- CHALLENGE
In your copy, leave out the pictures; write out all the data exactly.
═════ DATA IN THIS EXERCISE
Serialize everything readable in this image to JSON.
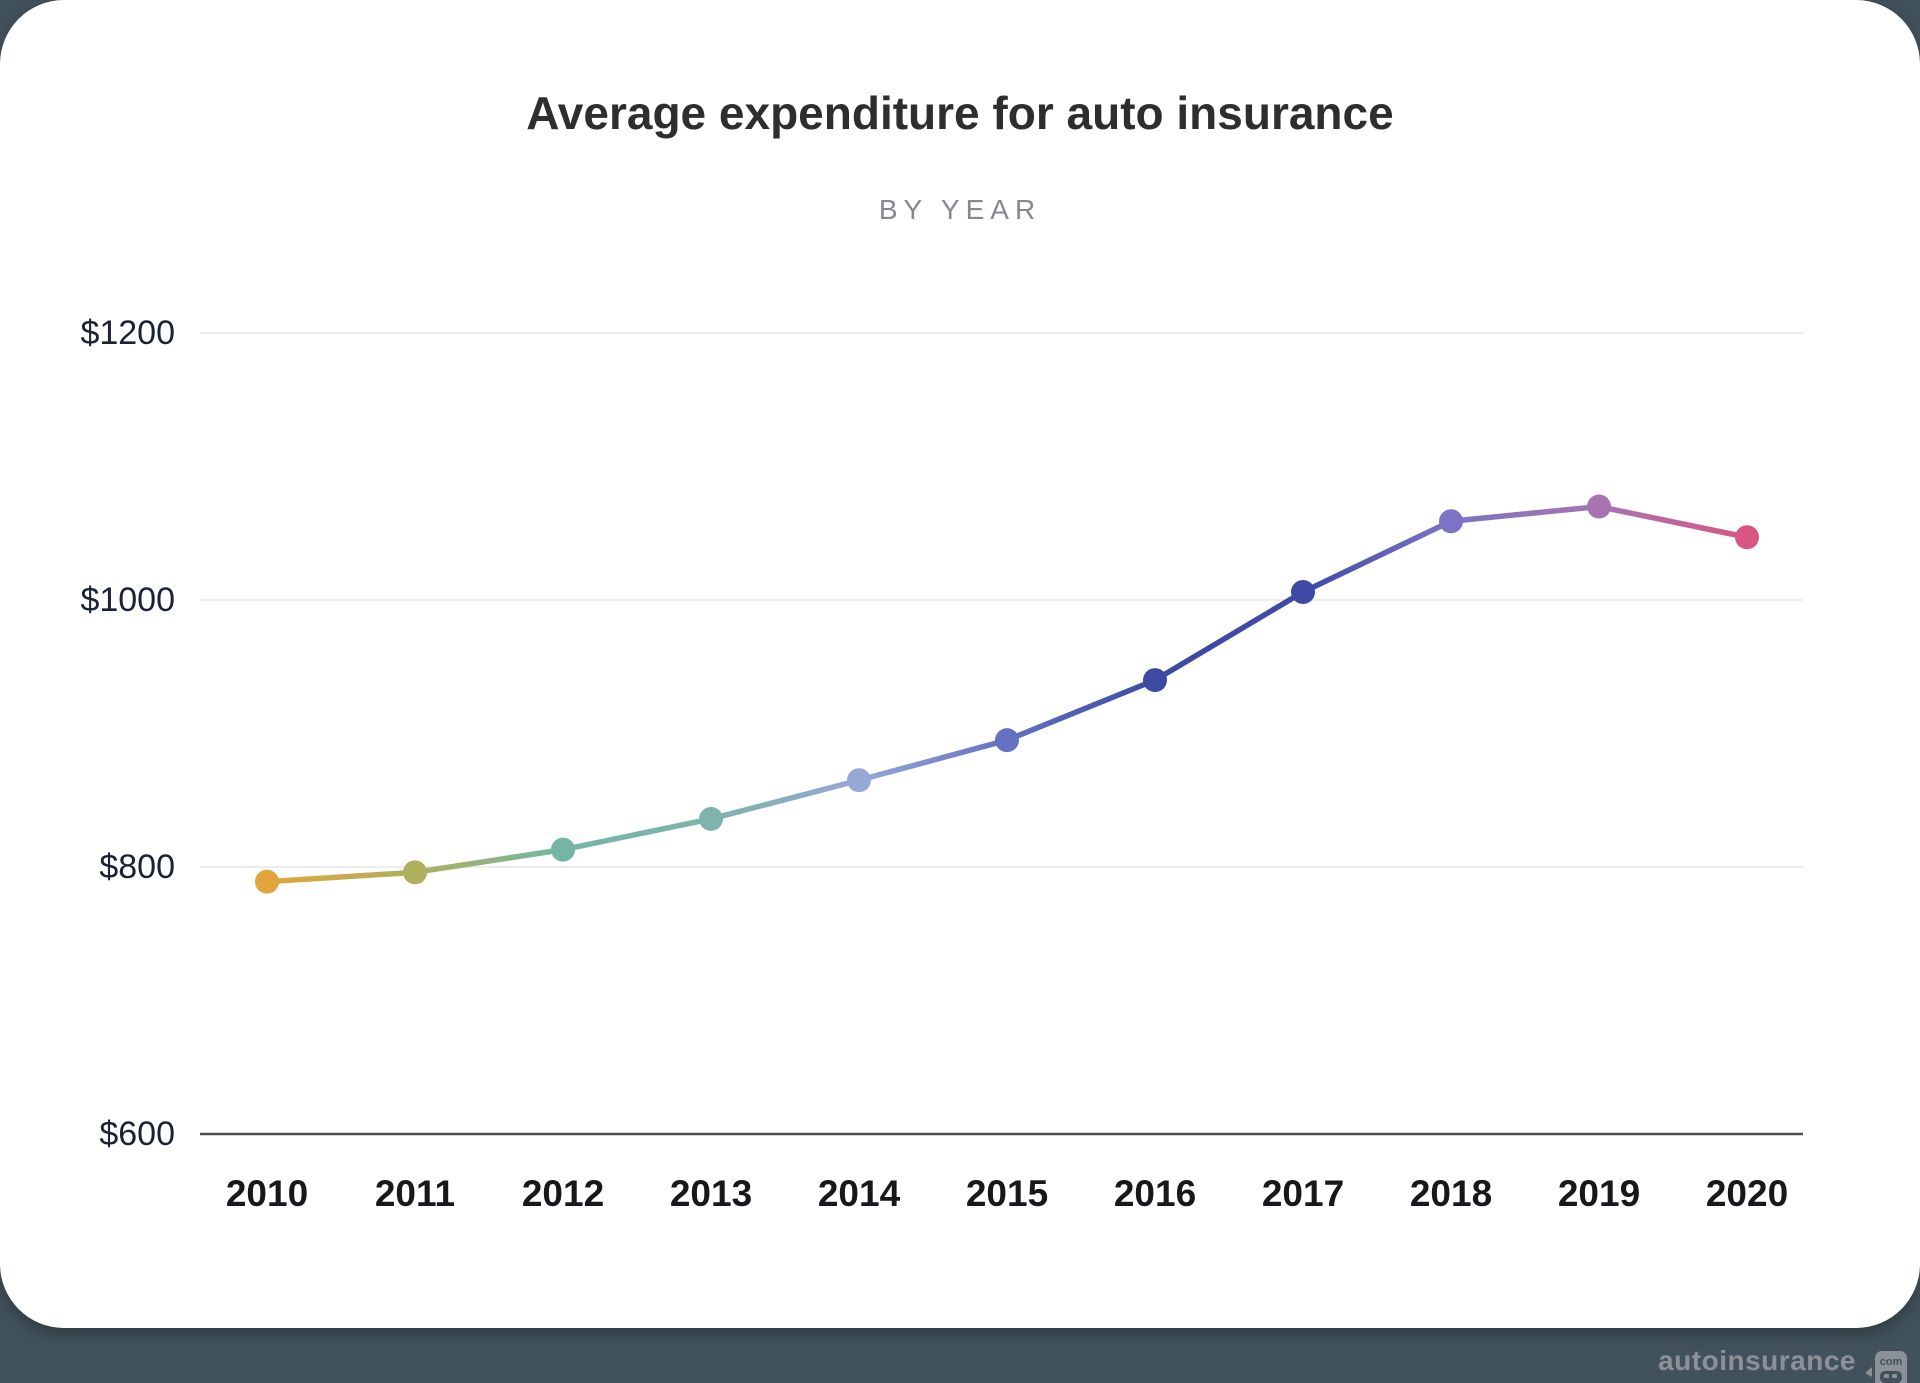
{
  "page": {
    "background_color": "#42525C",
    "card_color": "#FFFFFF"
  },
  "chart_data": {
    "type": "line",
    "title": "Average expenditure for auto insurance",
    "subtitle": "BY YEAR",
    "x": [
      "2010",
      "2011",
      "2012",
      "2013",
      "2014",
      "2015",
      "2016",
      "2017",
      "2018",
      "2019",
      "2020"
    ],
    "series": [
      {
        "name": "Average expenditure for auto insurance (USD)",
        "values": [
          789,
          796,
          813,
          836,
          865,
          895,
          940,
          1006,
          1059,
          1070,
          1047
        ]
      }
    ],
    "point_colors": [
      "#E2A43C",
      "#AEB05E",
      "#74B6A3",
      "#7FB3AC",
      "#96A7D8",
      "#6571C1",
      "#3E49A4",
      "#4149A5",
      "#7B74C4",
      "#A873B0",
      "#D85684"
    ],
    "yticks": [
      {
        "label": "$1200",
        "value": 1200
      },
      {
        "label": "$1000",
        "value": 1000
      },
      {
        "label": "$800",
        "value": 800
      },
      {
        "label": "$600",
        "value": 600
      }
    ],
    "ylim": [
      600,
      1200
    ],
    "xlabel": "",
    "ylabel": "",
    "grid": true,
    "legend": false,
    "style": {
      "grid_color": "#EDEDED",
      "axis_color": "#4E4E52",
      "ytick_color": "#1B2236",
      "xtick_color": "#18181C"
    }
  },
  "watermark": {
    "brand": "autoinsurance",
    "badge_text": "com",
    "color": "#8C9097"
  }
}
══════════
- COMPLETED TASK
Serialize everything readable in this image to JSON.
{
  "page": {
    "background_color": "#42525C",
    "card_color": "#FFFFFF"
  },
  "chart_data": {
    "type": "line",
    "title": "Average expenditure for auto insurance",
    "subtitle": "BY YEAR",
    "x": [
      "2010",
      "2011",
      "2012",
      "2013",
      "2014",
      "2015",
      "2016",
      "2017",
      "2018",
      "2019",
      "2020"
    ],
    "series": [
      {
        "name": "Average expenditure for auto insurance (USD)",
        "values": [
          789,
          796,
          813,
          836,
          865,
          895,
          940,
          1006,
          1059,
          1070,
          1047
        ]
      }
    ],
    "point_colors": [
      "#E2A43C",
      "#AEB05E",
      "#74B6A3",
      "#7FB3AC",
      "#96A7D8",
      "#6571C1",
      "#3E49A4",
      "#4149A5",
      "#7B74C4",
      "#A873B0",
      "#D85684"
    ],
    "yticks": [
      {
        "label": "$1200",
        "value": 1200
      },
      {
        "label": "$1000",
        "value": 1000
      },
      {
        "label": "$800",
        "value": 800
      },
      {
        "label": "$600",
        "value": 600
      }
    ],
    "ylim": [
      600,
      1200
    ],
    "xlabel": "",
    "ylabel": "",
    "grid": true,
    "legend": false,
    "style": {
      "grid_color": "#EDEDED",
      "axis_color": "#4E4E52",
      "ytick_color": "#1B2236",
      "xtick_color": "#18181C"
    }
  },
  "watermark": {
    "brand": "autoinsurance",
    "badge_text": "com",
    "color": "#8C9097"
  }
}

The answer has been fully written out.